## Problem description:
Reproduce the material in full, exactly as written.

## Data provided:
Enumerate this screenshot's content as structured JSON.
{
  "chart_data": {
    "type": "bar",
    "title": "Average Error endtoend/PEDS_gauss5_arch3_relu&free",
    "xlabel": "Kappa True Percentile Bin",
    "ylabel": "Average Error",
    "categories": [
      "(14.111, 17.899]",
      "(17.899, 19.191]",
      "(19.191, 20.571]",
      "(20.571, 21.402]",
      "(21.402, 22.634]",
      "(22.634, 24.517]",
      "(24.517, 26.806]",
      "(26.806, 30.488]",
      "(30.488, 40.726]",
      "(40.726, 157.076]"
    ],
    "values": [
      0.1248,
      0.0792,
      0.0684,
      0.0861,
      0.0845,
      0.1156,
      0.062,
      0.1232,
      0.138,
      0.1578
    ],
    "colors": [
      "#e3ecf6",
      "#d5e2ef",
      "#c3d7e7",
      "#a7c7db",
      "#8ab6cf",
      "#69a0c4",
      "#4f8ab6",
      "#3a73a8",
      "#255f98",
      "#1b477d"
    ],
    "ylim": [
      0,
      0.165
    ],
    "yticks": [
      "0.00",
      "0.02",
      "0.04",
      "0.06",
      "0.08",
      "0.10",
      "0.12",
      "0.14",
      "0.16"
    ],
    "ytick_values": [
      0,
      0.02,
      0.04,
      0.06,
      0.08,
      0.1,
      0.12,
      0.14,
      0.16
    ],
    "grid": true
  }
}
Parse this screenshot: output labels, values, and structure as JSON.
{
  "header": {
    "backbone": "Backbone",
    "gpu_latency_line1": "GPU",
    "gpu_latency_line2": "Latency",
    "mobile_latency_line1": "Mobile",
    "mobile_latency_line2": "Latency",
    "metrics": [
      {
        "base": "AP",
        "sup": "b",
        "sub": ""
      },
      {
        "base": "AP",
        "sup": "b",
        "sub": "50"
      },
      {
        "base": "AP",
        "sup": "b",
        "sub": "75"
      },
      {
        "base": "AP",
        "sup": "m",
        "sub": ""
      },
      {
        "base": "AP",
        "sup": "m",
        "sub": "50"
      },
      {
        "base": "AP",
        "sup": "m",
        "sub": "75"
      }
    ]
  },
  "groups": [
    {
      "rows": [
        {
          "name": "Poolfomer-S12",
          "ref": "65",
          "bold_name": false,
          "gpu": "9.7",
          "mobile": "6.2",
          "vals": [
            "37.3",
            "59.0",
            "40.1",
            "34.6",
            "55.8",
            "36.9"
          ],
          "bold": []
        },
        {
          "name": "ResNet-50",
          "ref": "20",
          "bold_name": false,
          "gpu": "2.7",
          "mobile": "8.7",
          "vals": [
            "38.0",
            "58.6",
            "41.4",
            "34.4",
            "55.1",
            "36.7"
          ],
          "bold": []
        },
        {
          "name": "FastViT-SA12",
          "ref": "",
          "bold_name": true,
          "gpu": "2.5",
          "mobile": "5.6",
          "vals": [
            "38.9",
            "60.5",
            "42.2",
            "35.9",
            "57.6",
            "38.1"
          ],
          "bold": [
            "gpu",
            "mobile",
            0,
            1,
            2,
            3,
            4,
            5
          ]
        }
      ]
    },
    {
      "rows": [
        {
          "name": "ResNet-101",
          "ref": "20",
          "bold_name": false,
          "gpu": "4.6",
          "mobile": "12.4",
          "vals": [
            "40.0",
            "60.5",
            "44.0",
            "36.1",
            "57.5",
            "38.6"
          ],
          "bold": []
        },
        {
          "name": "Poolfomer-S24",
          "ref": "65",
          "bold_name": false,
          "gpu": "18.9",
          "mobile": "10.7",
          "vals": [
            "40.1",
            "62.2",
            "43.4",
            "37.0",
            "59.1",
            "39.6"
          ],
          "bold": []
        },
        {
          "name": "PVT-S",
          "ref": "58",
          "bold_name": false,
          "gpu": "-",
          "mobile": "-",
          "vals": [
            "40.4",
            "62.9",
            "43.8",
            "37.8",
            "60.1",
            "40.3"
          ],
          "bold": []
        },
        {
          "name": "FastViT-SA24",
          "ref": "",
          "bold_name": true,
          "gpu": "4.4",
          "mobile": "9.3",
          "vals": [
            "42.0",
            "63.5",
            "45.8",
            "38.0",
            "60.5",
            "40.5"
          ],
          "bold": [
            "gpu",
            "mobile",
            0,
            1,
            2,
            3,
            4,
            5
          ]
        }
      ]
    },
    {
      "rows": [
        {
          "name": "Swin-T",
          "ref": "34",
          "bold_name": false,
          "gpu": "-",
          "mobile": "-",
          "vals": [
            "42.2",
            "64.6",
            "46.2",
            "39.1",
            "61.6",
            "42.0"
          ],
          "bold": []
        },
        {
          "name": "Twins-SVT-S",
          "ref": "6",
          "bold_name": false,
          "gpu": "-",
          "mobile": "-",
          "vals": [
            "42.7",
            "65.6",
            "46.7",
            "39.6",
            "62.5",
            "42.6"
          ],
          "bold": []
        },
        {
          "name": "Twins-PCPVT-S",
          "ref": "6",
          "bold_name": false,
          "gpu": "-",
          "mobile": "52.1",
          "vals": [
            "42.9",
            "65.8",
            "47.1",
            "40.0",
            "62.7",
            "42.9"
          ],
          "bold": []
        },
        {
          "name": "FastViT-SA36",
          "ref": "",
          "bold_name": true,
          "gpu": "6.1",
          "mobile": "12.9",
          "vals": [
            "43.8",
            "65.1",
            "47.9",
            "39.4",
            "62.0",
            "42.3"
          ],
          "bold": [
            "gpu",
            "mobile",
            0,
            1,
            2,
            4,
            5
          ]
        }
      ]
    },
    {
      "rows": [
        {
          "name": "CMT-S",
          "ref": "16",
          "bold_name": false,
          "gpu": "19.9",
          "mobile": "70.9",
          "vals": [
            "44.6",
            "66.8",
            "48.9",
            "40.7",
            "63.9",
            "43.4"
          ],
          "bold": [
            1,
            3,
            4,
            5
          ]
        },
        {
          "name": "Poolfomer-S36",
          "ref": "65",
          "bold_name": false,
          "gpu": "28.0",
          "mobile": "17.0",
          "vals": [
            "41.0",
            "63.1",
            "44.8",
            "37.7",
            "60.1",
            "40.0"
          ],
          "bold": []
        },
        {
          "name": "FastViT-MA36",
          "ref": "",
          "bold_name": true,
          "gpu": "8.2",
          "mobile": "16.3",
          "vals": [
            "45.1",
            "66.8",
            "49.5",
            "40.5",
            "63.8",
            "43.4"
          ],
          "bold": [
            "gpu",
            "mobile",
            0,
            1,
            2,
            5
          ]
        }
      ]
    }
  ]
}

## Solution to the problem:
Enumerate this screenshot's content as structured JSON.
{
  "chart_data": {
    "type": "bar",
    "title": "Average Error endtoend/PEDS_gauss5_arch3_relu&free",
    "xlabel": "Kappa True Percentile Bin",
    "ylabel": "Average Error",
    "categories": [
      "(14.111, 17.899]",
      "(17.899, 19.191]",
      "(19.191, 20.571]",
      "(20.571, 21.402]",
      "(21.402, 22.634]",
      "(22.634, 24.517]",
      "(24.517, 26.806]",
      "(26.806, 30.488]",
      "(30.488, 40.726]",
      "(40.726, 157.076]"
    ],
    "values": [
      0.1248,
      0.0792,
      0.0684,
      0.0861,
      0.0845,
      0.1156,
      0.062,
      0.1232,
      0.138,
      0.1578
    ],
    "colors": [
      "#e3ecf6",
      "#d5e2ef",
      "#c3d7e7",
      "#a7c7db",
      "#8ab6cf",
      "#69a0c4",
      "#4f8ab6",
      "#3a73a8",
      "#255f98",
      "#1b477d"
    ],
    "ylim": [
      0,
      0.165
    ],
    "yticks": [
      "0.00",
      "0.02",
      "0.04",
      "0.06",
      "0.08",
      "0.10",
      "0.12",
      "0.14",
      "0.16"
    ],
    "ytick_values": [
      0,
      0.02,
      0.04,
      0.06,
      0.08,
      0.1,
      0.12,
      0.14,
      0.16
    ],
    "grid": true
  }
}
Parse this screenshot: output labels, values, and structure as JSON.
{
  "header": {
    "backbone": "Backbone",
    "gpu_latency_line1": "GPU",
    "gpu_latency_line2": "Latency",
    "mobile_latency_line1": "Mobile",
    "mobile_latency_line2": "Latency",
    "metrics": [
      {
        "base": "AP",
        "sup": "b",
        "sub": ""
      },
      {
        "base": "AP",
        "sup": "b",
        "sub": "50"
      },
      {
        "base": "AP",
        "sup": "b",
        "sub": "75"
      },
      {
        "base": "AP",
        "sup": "m",
        "sub": ""
      },
      {
        "base": "AP",
        "sup": "m",
        "sub": "50"
      },
      {
        "base": "AP",
        "sup": "m",
        "sub": "75"
      }
    ]
  },
  "groups": [
    {
      "rows": [
        {
          "name": "Poolfomer-S12",
          "ref": "65",
          "bold_name": false,
          "gpu": "9.7",
          "mobile": "6.2",
          "vals": [
            "37.3",
            "59.0",
            "40.1",
            "34.6",
            "55.8",
            "36.9"
          ],
          "bold": []
        },
        {
          "name": "ResNet-50",
          "ref": "20",
          "bold_name": false,
          "gpu": "2.7",
          "mobile": "8.7",
          "vals": [
            "38.0",
            "58.6",
            "41.4",
            "34.4",
            "55.1",
            "36.7"
          ],
          "bold": []
        },
        {
          "name": "FastViT-SA12",
          "ref": "",
          "bold_name": true,
          "gpu": "2.5",
          "mobile": "5.6",
          "vals": [
            "38.9",
            "60.5",
            "42.2",
            "35.9",
            "57.6",
            "38.1"
          ],
          "bold": [
            "gpu",
            "mobile",
            0,
            1,
            2,
            3,
            4,
            5
          ]
        }
      ]
    },
    {
      "rows": [
        {
          "name": "ResNet-101",
          "ref": "20",
          "bold_name": false,
          "gpu": "4.6",
          "mobile": "12.4",
          "vals": [
            "40.0",
            "60.5",
            "44.0",
            "36.1",
            "57.5",
            "38.6"
          ],
          "bold": []
        },
        {
          "name": "Poolfomer-S24",
          "ref": "65",
          "bold_name": false,
          "gpu": "18.9",
          "mobile": "10.7",
          "vals": [
            "40.1",
            "62.2",
            "43.4",
            "37.0",
            "59.1",
            "39.6"
          ],
          "bold": []
        },
        {
          "name": "PVT-S",
          "ref": "58",
          "bold_name": false,
          "gpu": "-",
          "mobile": "-",
          "vals": [
            "40.4",
            "62.9",
            "43.8",
            "37.8",
            "60.1",
            "40.3"
          ],
          "bold": []
        },
        {
          "name": "FastViT-SA24",
          "ref": "",
          "bold_name": true,
          "gpu": "4.4",
          "mobile": "9.3",
          "vals": [
            "42.0",
            "63.5",
            "45.8",
            "38.0",
            "60.5",
            "40.5"
          ],
          "bold": [
            "gpu",
            "mobile",
            0,
            1,
            2,
            3,
            4,
            5
          ]
        }
      ]
    },
    {
      "rows": [
        {
          "name": "Swin-T",
          "ref": "34",
          "bold_name": false,
          "gpu": "-",
          "mobile": "-",
          "vals": [
            "42.2",
            "64.6",
            "46.2",
            "39.1",
            "61.6",
            "42.0"
          ],
          "bold": []
        },
        {
          "name": "Twins-SVT-S",
          "ref": "6",
          "bold_name": false,
          "gpu": "-",
          "mobile": "-",
          "vals": [
            "42.7",
            "65.6",
            "46.7",
            "39.6",
            "62.5",
            "42.6"
          ],
          "bold": []
        },
        {
          "name": "Twins-PCPVT-S",
          "ref": "6",
          "bold_name": false,
          "gpu": "-",
          "mobile": "52.1",
          "vals": [
            "42.9",
            "65.8",
            "47.1",
            "40.0",
            "62.7",
            "42.9"
          ],
          "bold": []
        },
        {
          "name": "FastViT-SA36",
          "ref": "",
          "bold_name": true,
          "gpu": "6.1",
          "mobile": "12.9",
          "vals": [
            "43.8",
            "65.1",
            "47.9",
            "39.4",
            "62.0",
            "42.3"
          ],
          "bold": [
            "gpu",
            "mobile",
            0,
            1,
            2,
            4,
            5
          ]
        }
      ]
    },
    {
      "rows": [
        {
          "name": "CMT-S",
          "ref": "16",
          "bold_name": false,
          "gpu": "19.9",
          "mobile": "70.9",
          "vals": [
            "44.6",
            "66.8",
            "48.9",
            "40.7",
            "63.9",
            "43.4"
          ],
          "bold": [
            1,
            3,
            4,
            5
          ]
        },
        {
          "name": "Poolfomer-S36",
          "ref": "65",
          "bold_name": false,
          "gpu": "28.0",
          "mobile": "17.0",
          "vals": [
            "41.0",
            "63.1",
            "44.8",
            "37.7",
            "60.1",
            "40.0"
          ],
          "bold": []
        },
        {
          "name": "FastViT-MA36",
          "ref": "",
          "bold_name": true,
          "gpu": "8.2",
          "mobile": "16.3",
          "vals": [
            "45.1",
            "66.8",
            "49.5",
            "40.5",
            "63.8",
            "43.4"
          ],
          "bold": [
            "gpu",
            "mobile",
            0,
            1,
            2,
            5
          ]
        }
      ]
    }
  ]
}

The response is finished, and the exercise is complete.